### TASK
Give the lines of the records starting at the line that contains "mark-triangle-icon: ▲ (810, 327, 828, 348)" and ending at the line that contains "button-gloss (809, 131, 824, 139)", both included, as a JSON list of strings. Use one string per line and leave out blank lines.

= = =

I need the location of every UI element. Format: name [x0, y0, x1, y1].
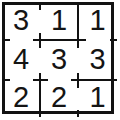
cell-grid: 3 1 1 4 3 3 2 2 1 — [2, 2, 117, 117]
cell-value: 3 — [89, 45, 105, 74]
cell-r2c0[interactable]: 2 — [2, 80, 40, 117]
cell-value: 1 — [51, 6, 67, 35]
cell-value: 1 — [89, 6, 105, 35]
drawn-edge — [77, 2, 80, 40]
cell-value: 3 — [13, 6, 29, 35]
border-tick-icon — [77, 110, 80, 118]
cell-value: 2 — [51, 83, 67, 112]
puzzle-board: 3 1 1 4 3 3 2 2 1 — [0, 0, 120, 120]
cell-value: 1 — [89, 83, 105, 112]
border-tick-icon — [2, 79, 10, 82]
cell-value: 4 — [13, 45, 29, 74]
cell-r1c1[interactable]: 3 — [40, 40, 78, 80]
cell-r2c1[interactable]: 2 — [40, 80, 78, 117]
cell-r1c2[interactable]: 3 — [78, 40, 117, 80]
drawn-edge — [39, 80, 42, 117]
cell-r0c2[interactable]: 1 — [78, 2, 117, 40]
cell-value: 2 — [13, 83, 29, 112]
border-tick-icon — [39, 2, 42, 10]
border-tick-icon — [110, 39, 118, 42]
cell-r0c1[interactable]: 1 — [40, 2, 78, 40]
drawn-edge — [40, 39, 78, 42]
cell-r1c0[interactable]: 4 — [2, 40, 40, 80]
cell-r0c0[interactable]: 3 — [2, 2, 40, 40]
drawn-edge — [78, 79, 117, 82]
cell-value: 3 — [51, 45, 67, 74]
border-tick-icon — [2, 39, 10, 42]
cell-r2c2[interactable]: 1 — [78, 80, 117, 117]
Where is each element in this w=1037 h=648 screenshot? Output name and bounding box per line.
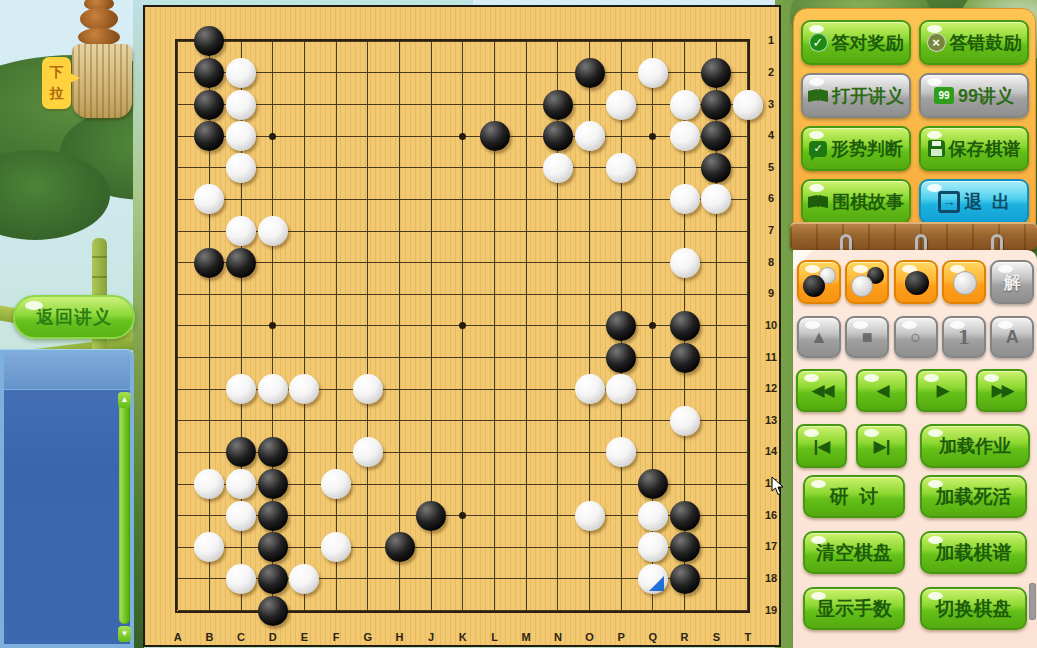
mark-triangle-icon: ▲ (810, 327, 828, 348)
mouse-cursor (771, 476, 785, 496)
row-label: 8 (758, 256, 784, 268)
row-label: 11 (758, 351, 784, 363)
button-label: 围棋故事 (832, 190, 904, 214)
row-label: 2 (758, 66, 784, 78)
white-stone-F15[interactable] (321, 469, 351, 499)
load-kifu-label: 加载棋谱 (936, 540, 1012, 566)
white-stone-N5[interactable] (543, 153, 573, 183)
mark-circle-icon: ○ (910, 327, 921, 348)
row-label: 14 (758, 445, 784, 457)
awards-panel: ✓答对奖励×答错鼓励打开讲义9999讲义✓形势判断保存棋谱围棋故事→退 出 (793, 8, 1036, 241)
star-point (269, 133, 276, 140)
left-scrollbar-track[interactable] (119, 396, 130, 624)
black-stone-icon (803, 275, 825, 297)
show-move-numbers-button[interactable]: 显示手数 (803, 587, 905, 630)
column-label: P (610, 631, 632, 643)
row-label: 13 (758, 414, 784, 426)
white-stone-G14[interactable] (353, 437, 383, 467)
exit-door-icon: → (938, 191, 960, 213)
row-label: 16 (758, 509, 784, 521)
to-end-button[interactable]: ▶| (856, 424, 907, 468)
white-stone-D12[interactable] (258, 374, 288, 404)
column-label: T (737, 631, 759, 643)
column-label: D (262, 631, 284, 643)
button-gloss (809, 131, 824, 139)
to-start-icon: |◀ (814, 436, 830, 457)
white-stone-C15[interactable] (226, 469, 256, 499)
column-label: R (674, 631, 696, 643)
button-label: 99讲义 (958, 84, 1014, 108)
white-stone-C5[interactable] (226, 153, 256, 183)
story-book-button-围棋故事[interactable]: 围棋故事 (801, 179, 911, 224)
white-stone-Q16[interactable] (638, 501, 668, 531)
black-stone-S5[interactable] (701, 153, 731, 183)
star-point (459, 133, 466, 140)
pull-down-bubble[interactable]: 下拉 (42, 57, 71, 109)
x-circle-icon: × (927, 33, 946, 52)
column-label: B (198, 631, 220, 643)
mark-square-button[interactable]: ■ (845, 316, 889, 358)
column-label: G (357, 631, 379, 643)
black-stone-D15[interactable] (258, 469, 288, 499)
judge-bubble-icon: ✓ (809, 141, 827, 157)
tassel-bulb (80, 8, 118, 30)
column-label: O (579, 631, 601, 643)
open-book-button-打开讲义[interactable]: 打开讲义 (801, 73, 911, 118)
white-stone-C12[interactable] (226, 374, 256, 404)
black-stone-D16[interactable] (258, 501, 288, 531)
black-stone-R16[interactable] (670, 501, 700, 531)
rewind-icon: ◀◀ (811, 380, 831, 401)
step-forward-button[interactable]: ▶ (916, 369, 967, 412)
book-99-button-99讲义[interactable]: 9999讲义 (919, 73, 1029, 118)
story-book-icon (808, 195, 828, 208)
white-stone-C3[interactable] (226, 90, 256, 120)
save-disk-icon (928, 140, 945, 157)
step-back-button[interactable]: ◀ (856, 369, 907, 412)
check-circle-icon: ✓ (809, 33, 828, 52)
row-label: 19 (758, 604, 784, 616)
column-label: C (230, 631, 252, 643)
check-circle-button-答对奖励[interactable]: ✓答对奖励 (801, 20, 911, 65)
rewind-button[interactable]: ◀◀ (796, 369, 847, 412)
white-stone-R8[interactable] (670, 248, 700, 278)
black-stone-Q15[interactable] (638, 469, 668, 499)
tassel-handle[interactable] (78, 0, 120, 48)
fast-forward-icon: ▶▶ (991, 380, 1011, 401)
column-label: N (547, 631, 569, 643)
row-label: 18 (758, 572, 784, 584)
place-white-button[interactable] (942, 260, 986, 304)
switch-board-label: 切换棋盘 (936, 596, 1012, 622)
switch-board-button[interactable]: 切换棋盘 (920, 587, 1027, 630)
right-scrollbar-handle[interactable] (1029, 583, 1036, 620)
row-label: 7 (758, 224, 784, 236)
mark-letter-button[interactable]: A (990, 316, 1034, 358)
black-stone-N4[interactable] (543, 121, 573, 151)
button-gloss (809, 78, 824, 86)
row-label: 6 (758, 192, 784, 204)
go-board[interactable]: ABCDEFGHJKLMNOPQRST123456789101112131415… (143, 5, 781, 647)
fast-forward-button[interactable]: ▶▶ (976, 369, 1027, 412)
step-forward-icon: ▶ (936, 380, 946, 401)
white-stone-P5[interactable] (606, 153, 636, 183)
button-label: 答错鼓励 (950, 31, 1022, 55)
button-gloss (853, 265, 868, 273)
button-label: 保存棋谱 (949, 137, 1021, 161)
row-label: 10 (758, 319, 784, 331)
black-stone-D17[interactable] (258, 532, 288, 562)
white-stone-P3[interactable] (606, 90, 636, 120)
column-label: J (420, 631, 442, 643)
white-stone-C18[interactable] (226, 564, 256, 594)
button-gloss (811, 480, 826, 488)
open-book-icon (808, 89, 828, 102)
black-stone-P10[interactable] (606, 311, 636, 341)
column-label: H (389, 631, 411, 643)
button-label: 退 出 (964, 190, 1010, 214)
row-label: 9 (758, 287, 784, 299)
black-stone-B3[interactable] (194, 90, 224, 120)
load-life-death-label: 加载死活 (936, 484, 1012, 510)
button-gloss (927, 78, 942, 86)
button-gloss (805, 265, 820, 273)
app-window: 下拉 ABCDEFGHJKLMNOPQRST123456789101112131… (0, 0, 1037, 648)
row-label: 5 (758, 161, 784, 173)
row-label: 1 (758, 34, 784, 46)
scroll-up-icon[interactable]: ▲ (118, 392, 131, 408)
white-stone-G12[interactable] (353, 374, 383, 404)
step-back-icon: ◀ (876, 380, 886, 401)
button-gloss (927, 25, 942, 33)
scroll-down-icon[interactable]: ▼ (118, 626, 131, 642)
alternate-black-first-button[interactable] (797, 260, 841, 304)
exit-door-button-退 出[interactable]: →退 出 (919, 179, 1029, 224)
white-stone-R4[interactable] (670, 121, 700, 151)
clear-board-button[interactable]: 清空棋盘 (803, 531, 905, 574)
white-stone-O12[interactable] (575, 374, 605, 404)
load-homework-button[interactable]: 加载作业 (920, 424, 1030, 468)
button-label: 打开讲义 (832, 84, 904, 108)
white-stone-icon (953, 271, 977, 295)
to-start-button[interactable]: |◀ (796, 424, 847, 468)
black-stone-R11[interactable] (670, 343, 700, 373)
white-stone-O4[interactable] (575, 121, 605, 151)
white-stone-icon (851, 275, 873, 297)
back-to-lecture-label: 返回讲义 (36, 305, 112, 329)
left-scrollbar[interactable]: ▲ ▼ (118, 392, 131, 642)
black-stone-D18[interactable] (258, 564, 288, 594)
black-stone-C8[interactable] (226, 248, 256, 278)
black-stone-J16[interactable] (416, 501, 446, 531)
white-stone-Q2[interactable] (638, 58, 668, 88)
black-stone-L4[interactable] (480, 121, 510, 151)
tassel-body[interactable] (72, 44, 132, 118)
column-label: K (452, 631, 474, 643)
lecture-list-body (4, 390, 130, 644)
solve-button[interactable]: 解 (990, 260, 1034, 304)
black-stone-S2[interactable] (701, 58, 731, 88)
mark-triangle-button[interactable]: ▲ (797, 316, 841, 358)
white-stone-O16[interactable] (575, 501, 605, 531)
show-move-numbers-label: 显示手数 (816, 596, 892, 622)
column-label: E (293, 631, 315, 643)
back-to-lecture-button[interactable]: 返回讲义 (13, 295, 135, 339)
black-stone-O2[interactable] (575, 58, 605, 88)
x-circle-button-答错鼓励[interactable]: ×答错鼓励 (919, 20, 1029, 65)
button-label: 形势判断 (831, 137, 903, 161)
black-stone-icon (905, 271, 929, 295)
row-label: 4 (758, 129, 784, 141)
white-stone-R3[interactable] (670, 90, 700, 120)
white-stone-Q18[interactable] (638, 564, 668, 594)
save-disk-button-保存棋谱[interactable]: 保存棋谱 (919, 126, 1029, 171)
alternate-white-first-button[interactable] (845, 260, 889, 304)
solve-label: 解 (1004, 271, 1021, 294)
discuss-label: 研 讨 (830, 484, 879, 510)
button-label: 答对奖励 (832, 31, 904, 55)
white-stone-R13[interactable] (670, 406, 700, 436)
column-label: M (515, 631, 537, 643)
button-gloss (809, 25, 824, 33)
black-stone-R18[interactable] (670, 564, 700, 594)
mark-number-button[interactable]: 1 (942, 316, 986, 358)
lecture-list-header (4, 353, 130, 389)
button-gloss (927, 131, 942, 139)
book-99-icon: 99 (934, 87, 954, 104)
column-label: A (167, 631, 189, 643)
load-life-death-button[interactable]: 加载死活 (920, 475, 1027, 518)
black-stone-B8[interactable] (194, 248, 224, 278)
black-stone-H17[interactable] (385, 532, 415, 562)
white-stone-C16[interactable] (226, 501, 256, 531)
last-move-marker (649, 576, 664, 591)
discuss-button[interactable]: 研 讨 (803, 475, 905, 518)
white-stone-E18[interactable] (289, 564, 319, 594)
column-label: Q (642, 631, 664, 643)
black-stone-S3[interactable] (701, 90, 731, 120)
mark-square-icon: ■ (862, 327, 873, 348)
button-gloss (809, 184, 824, 192)
column-label: L (484, 631, 506, 643)
place-black-button[interactable] (894, 260, 938, 304)
clear-board-label: 清空棋盘 (816, 540, 892, 566)
load-kifu-button[interactable]: 加载棋谱 (920, 531, 1027, 574)
white-stone-C7[interactable] (226, 216, 256, 246)
mark-number-icon: 1 (958, 327, 971, 348)
black-stone-P11[interactable] (606, 343, 636, 373)
black-stone-R17[interactable] (670, 532, 700, 562)
column-label: S (705, 631, 727, 643)
judge-bubble-button-形势判断[interactable]: ✓形势判断 (801, 126, 911, 171)
to-end-icon: ▶| (874, 436, 890, 457)
mark-circle-button[interactable]: ○ (894, 316, 938, 358)
row-label: 12 (758, 382, 784, 394)
white-stone-R6[interactable] (670, 184, 700, 214)
white-stone-D7[interactable] (258, 216, 288, 246)
column-label: F (325, 631, 347, 643)
row-label: 17 (758, 540, 784, 552)
load-homework-label: 加载作业 (939, 434, 1011, 458)
black-stone-R10[interactable] (670, 311, 700, 341)
black-stone-D19[interactable] (258, 596, 288, 626)
white-stone-Q17[interactable] (638, 532, 668, 562)
black-stone-D14[interactable] (258, 437, 288, 467)
mark-letter-icon: A (1006, 327, 1019, 348)
white-stone-C2[interactable] (226, 58, 256, 88)
black-stone-N3[interactable] (543, 90, 573, 120)
white-stone-T3[interactable] (733, 90, 763, 120)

= = =

### WRITTEN REPLY
[
  "mark-triangle-icon: ▲ (810, 327, 828, 348)",
  "mouse-cursor (771, 476, 785, 496)",
  "row-label: 8 (758, 256, 784, 268)",
  "row-label: 11 (758, 351, 784, 363)",
  "button-label: 围棋故事 (832, 190, 904, 214)",
  "row-label: 2 (758, 66, 784, 78)",
  "white-stone-F15[interactable] (321, 469, 351, 499)",
  "load-kifu-label: 加载棋谱 (936, 540, 1012, 566)",
  "white-stone-N5[interactable] (543, 153, 573, 183)",
  "mark-circle-icon: ○ (910, 327, 921, 348)",
  "row-label: 14 (758, 445, 784, 457)",
  "awards-panel: ✓答对奖励×答错鼓励打开讲义9999讲义✓形势判断保存棋谱围棋故事→退 出 (793, 8, 1036, 241)",
  "star-point (269, 133, 276, 140)",
  "left-scrollbar-track[interactable] (119, 396, 130, 624)",
  "black-stone-icon (803, 275, 825, 297)",
  "show-move-numbers-button[interactable]: 显示手数 (803, 587, 905, 630)",
  "column-label: P (610, 631, 632, 643)",
  "row-label: 13 (758, 414, 784, 426)",
  "white-stone-G14[interactable] (353, 437, 383, 467)",
  "exit-door-icon: → (938, 191, 960, 213)",
  "row-label: 16 (758, 509, 784, 521)",
  "to-end-button[interactable]: ▶| (856, 424, 907, 468)",
  "white-stone-D12[interactable] (258, 374, 288, 404)",
  "column-label: T (737, 631, 759, 643)",
  "column-label: D (262, 631, 284, 643)",
  "button-gloss (809, 131, 824, 139)"
]